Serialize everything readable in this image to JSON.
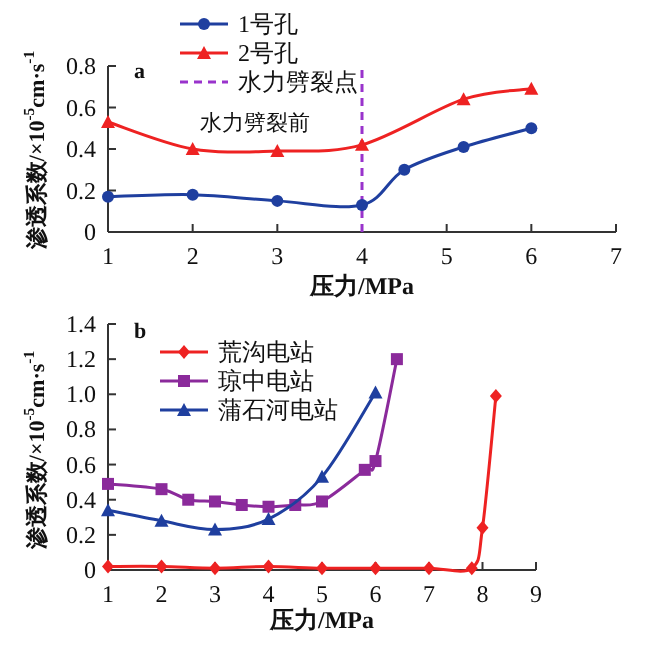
{
  "chart_data": [
    {
      "type": "line",
      "xlabel": "压力/MPa",
      "ylabel": "渗透系数/×10$^{-5}$cm·s$^{-1}$",
      "xlim": [
        1,
        7
      ],
      "ylim": [
        0,
        0.8
      ],
      "xticks": [
        1,
        2,
        3,
        4,
        5,
        6,
        7
      ],
      "yticks": [
        0,
        0.2,
        0.4,
        0.6,
        0.8
      ],
      "legend": "top",
      "annotations": [
        "a",
        "水力劈裂前"
      ],
      "ref_lines": [
        {
          "axis": "x",
          "value": 4,
          "label": "水力劈裂点",
          "color": "#9933cc",
          "line_style": "dashed"
        }
      ],
      "series": [
        {
          "name": "1号孔",
          "color": "#1f3f9f",
          "marker": "circle",
          "x": [
            1,
            2,
            3,
            4,
            4.5,
            5.2,
            6
          ],
          "values": [
            0.17,
            0.18,
            0.15,
            0.13,
            0.3,
            0.41,
            0.5
          ]
        },
        {
          "name": "2号孔",
          "color": "#ee2222",
          "marker": "triangle",
          "x": [
            1,
            2,
            3,
            4,
            5.2,
            6
          ],
          "values": [
            0.53,
            0.4,
            0.39,
            0.42,
            0.64,
            0.69
          ]
        }
      ]
    },
    {
      "type": "line",
      "xlabel": "压力/MPa",
      "ylabel": "渗透系数/×10$^{-5}$cm·s$^{-1}$",
      "xlim": [
        1,
        9
      ],
      "ylim": [
        0,
        1.4
      ],
      "xticks": [
        1,
        2,
        3,
        4,
        5,
        6,
        7,
        8,
        9
      ],
      "yticks": [
        0,
        0.2,
        0.4,
        0.6,
        0.8,
        {
          "value": 1,
          "label": "1.0"
        },
        1.2,
        1.4
      ],
      "legend": "top left",
      "annotations": [
        "b"
      ],
      "series": [
        {
          "name": "荒沟电站",
          "color": "#ee2222",
          "marker": "diamond",
          "x": [
            1,
            2,
            3,
            4,
            5,
            6,
            7,
            7.8,
            8,
            8.25
          ],
          "values": [
            0.02,
            0.02,
            0.01,
            0.02,
            0.01,
            0.01,
            0.01,
            0.01,
            0.24,
            0.99
          ]
        },
        {
          "name": "琼中电站",
          "color": "#8b2a9b",
          "marker": "square",
          "x": [
            1,
            2,
            2.5,
            3,
            3.5,
            4,
            4.5,
            5,
            5.8,
            6,
            6.4
          ],
          "values": [
            0.49,
            0.46,
            0.4,
            0.39,
            0.37,
            0.36,
            0.37,
            0.39,
            0.57,
            0.62,
            1.2
          ]
        },
        {
          "name": "蒲石河电站",
          "color": "#1f3f9f",
          "marker": "triangle",
          "x": [
            1,
            2,
            3,
            4,
            5,
            6
          ],
          "values": [
            0.34,
            0.28,
            0.23,
            0.29,
            0.53,
            1.01
          ]
        }
      ]
    }
  ]
}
################
-- Instructions for the task --
State, as a bare number, how many lines of the listing hold the word "marker".

-- Solution to the problem --
5